Omit every image, and transcribe the remaining entries exactly as given.

Data entries =>
———
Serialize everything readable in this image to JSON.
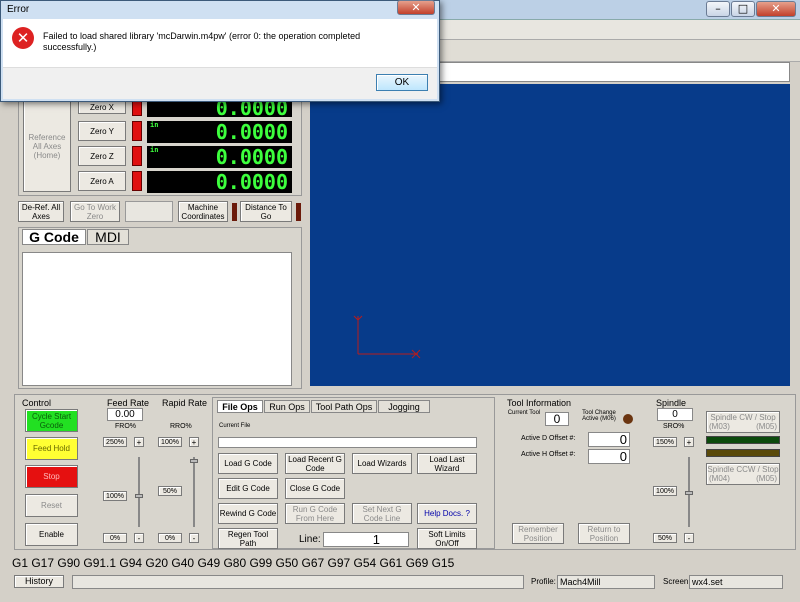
{
  "window": {
    "controls": [
      "–",
      "□",
      "✕"
    ]
  },
  "dro": {
    "ref_all": "Reference All Axes (Home)",
    "axes": [
      {
        "zero": "Zero X",
        "value": "0.0000"
      },
      {
        "zero": "Zero Y",
        "value": "0.0000",
        "unit": "in"
      },
      {
        "zero": "Zero Z",
        "value": "0.0000",
        "unit": "in"
      },
      {
        "zero": "Zero A",
        "value": "0.0000"
      }
    ],
    "deref": "De-Ref. All Axes",
    "goto_zero": "Go To Work Zero",
    "machine_coords": "Machine Coordinates",
    "dist_to_go": "Distance To Go"
  },
  "gcode_tabs": [
    "G Code",
    "MDI"
  ],
  "control": {
    "title": "Control",
    "cycle_start": "Cycle Start Gcode",
    "feed_hold": "Feed Hold",
    "stop": "Stop",
    "reset": "Reset",
    "enable": "Enable"
  },
  "feed": {
    "title": "Feed Rate",
    "value": "0.00",
    "label": "FRO%",
    "max": "250%",
    "mid": "100%",
    "min": "0%",
    "plus": "+",
    "minus": "-"
  },
  "rapid": {
    "title": "Rapid Rate",
    "label": "RRO%",
    "max": "100%",
    "mid": "50%",
    "min": "0%",
    "plus": "+",
    "minus": "-"
  },
  "fileops": {
    "tabs": [
      "File Ops",
      "Run Ops",
      "Tool Path Ops",
      "Jogging"
    ],
    "current_file": "Current File",
    "load": "Load G Code",
    "load_recent": "Load Recent G Code",
    "load_wizards": "Load Wizards",
    "load_last": "Load Last Wizard",
    "edit": "Edit G Code",
    "close": "Close G Code",
    "rewind": "Rewind G Code",
    "run_from_here": "Run G Code From Here",
    "set_next": "Set Next G Code Line",
    "help": "Help Docs. ?",
    "regen": "Regen Tool Path",
    "line_label": "Line:",
    "line_value": "1",
    "soft_limits": "Soft Limits On/Off"
  },
  "tool": {
    "title": "Tool Information",
    "current_label": "Current Tool",
    "current_value": "0",
    "change_label": "Tool Change Active (M06)",
    "d_label": "Active D Offset #:",
    "d_value": "0",
    "h_label": "Active H Offset #:",
    "h_value": "0",
    "remember": "Remember Position",
    "return": "Return to Position"
  },
  "spindle": {
    "title": "Spindle",
    "value": "0",
    "label": "SRO%",
    "max": "150%",
    "mid": "100%",
    "min": "50%",
    "plus": "+",
    "minus": "-",
    "cw": "Spindle CW / Stop",
    "m03": "(M03)",
    "m05a": "(M05)",
    "ccw": "Spindle CCW / Stop",
    "m04": "(M04)",
    "m05b": "(M05)"
  },
  "status": {
    "gcodes": "G1 G17 G90 G91.1 G94 G20 G40 G49 G80 G99 G50 G67 G97 G54 G61 G69 G15",
    "history": "History",
    "profile_label": "Profile:",
    "profile": "Mach4Mill",
    "screen_label": "Screen:",
    "screen": "wx4.set"
  },
  "error": {
    "title": "Error",
    "message": "Failed to load shared library 'mcDarwin.m4pw' (error 0: the operation completed successfully.)",
    "ok": "OK"
  },
  "colors": {
    "toolpath_bg": "#073b8a",
    "dro_text": "#3dff3d"
  }
}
———
Exercise solution =>
Serialize everything readable in this image to JSON.
{
  "window": {
    "controls": [
      "–",
      "□",
      "✕"
    ]
  },
  "dro": {
    "ref_all": "Reference All Axes (Home)",
    "axes": [
      {
        "zero": "Zero X",
        "value": "0.0000"
      },
      {
        "zero": "Zero Y",
        "value": "0.0000",
        "unit": "in"
      },
      {
        "zero": "Zero Z",
        "value": "0.0000",
        "unit": "in"
      },
      {
        "zero": "Zero A",
        "value": "0.0000"
      }
    ],
    "deref": "De-Ref. All Axes",
    "goto_zero": "Go To Work Zero",
    "machine_coords": "Machine Coordinates",
    "dist_to_go": "Distance To Go"
  },
  "gcode_tabs": [
    "G Code",
    "MDI"
  ],
  "control": {
    "title": "Control",
    "cycle_start": "Cycle Start Gcode",
    "feed_hold": "Feed Hold",
    "stop": "Stop",
    "reset": "Reset",
    "enable": "Enable"
  },
  "feed": {
    "title": "Feed Rate",
    "value": "0.00",
    "label": "FRO%",
    "max": "250%",
    "mid": "100%",
    "min": "0%",
    "plus": "+",
    "minus": "-"
  },
  "rapid": {
    "title": "Rapid Rate",
    "label": "RRO%",
    "max": "100%",
    "mid": "50%",
    "min": "0%",
    "plus": "+",
    "minus": "-"
  },
  "fileops": {
    "tabs": [
      "File Ops",
      "Run Ops",
      "Tool Path Ops",
      "Jogging"
    ],
    "current_file": "Current File",
    "load": "Load G Code",
    "load_recent": "Load Recent G Code",
    "load_wizards": "Load Wizards",
    "load_last": "Load Last Wizard",
    "edit": "Edit G Code",
    "close": "Close G Code",
    "rewind": "Rewind G Code",
    "run_from_here": "Run G Code From Here",
    "set_next": "Set Next G Code Line",
    "help": "Help Docs. ?",
    "regen": "Regen Tool Path",
    "line_label": "Line:",
    "line_value": "1",
    "soft_limits": "Soft Limits On/Off"
  },
  "tool": {
    "title": "Tool Information",
    "current_label": "Current Tool",
    "current_value": "0",
    "change_label": "Tool Change Active (M06)",
    "d_label": "Active D Offset #:",
    "d_value": "0",
    "h_label": "Active H Offset #:",
    "h_value": "0",
    "remember": "Remember Position",
    "return": "Return to Position"
  },
  "spindle": {
    "title": "Spindle",
    "value": "0",
    "label": "SRO%",
    "max": "150%",
    "mid": "100%",
    "min": "50%",
    "plus": "+",
    "minus": "-",
    "cw": "Spindle CW / Stop",
    "m03": "(M03)",
    "m05a": "(M05)",
    "ccw": "Spindle CCW / Stop",
    "m04": "(M04)",
    "m05b": "(M05)"
  },
  "status": {
    "gcodes": "G1 G17 G90 G91.1 G94 G20 G40 G49 G80 G99 G50 G67 G97 G54 G61 G69 G15",
    "history": "History",
    "profile_label": "Profile:",
    "profile": "Mach4Mill",
    "screen_label": "Screen:",
    "screen": "wx4.set"
  },
  "error": {
    "title": "Error",
    "message": "Failed to load shared library 'mcDarwin.m4pw' (error 0: the operation completed successfully.)",
    "ok": "OK"
  },
  "colors": {
    "toolpath_bg": "#073b8a",
    "dro_text": "#3dff3d"
  }
}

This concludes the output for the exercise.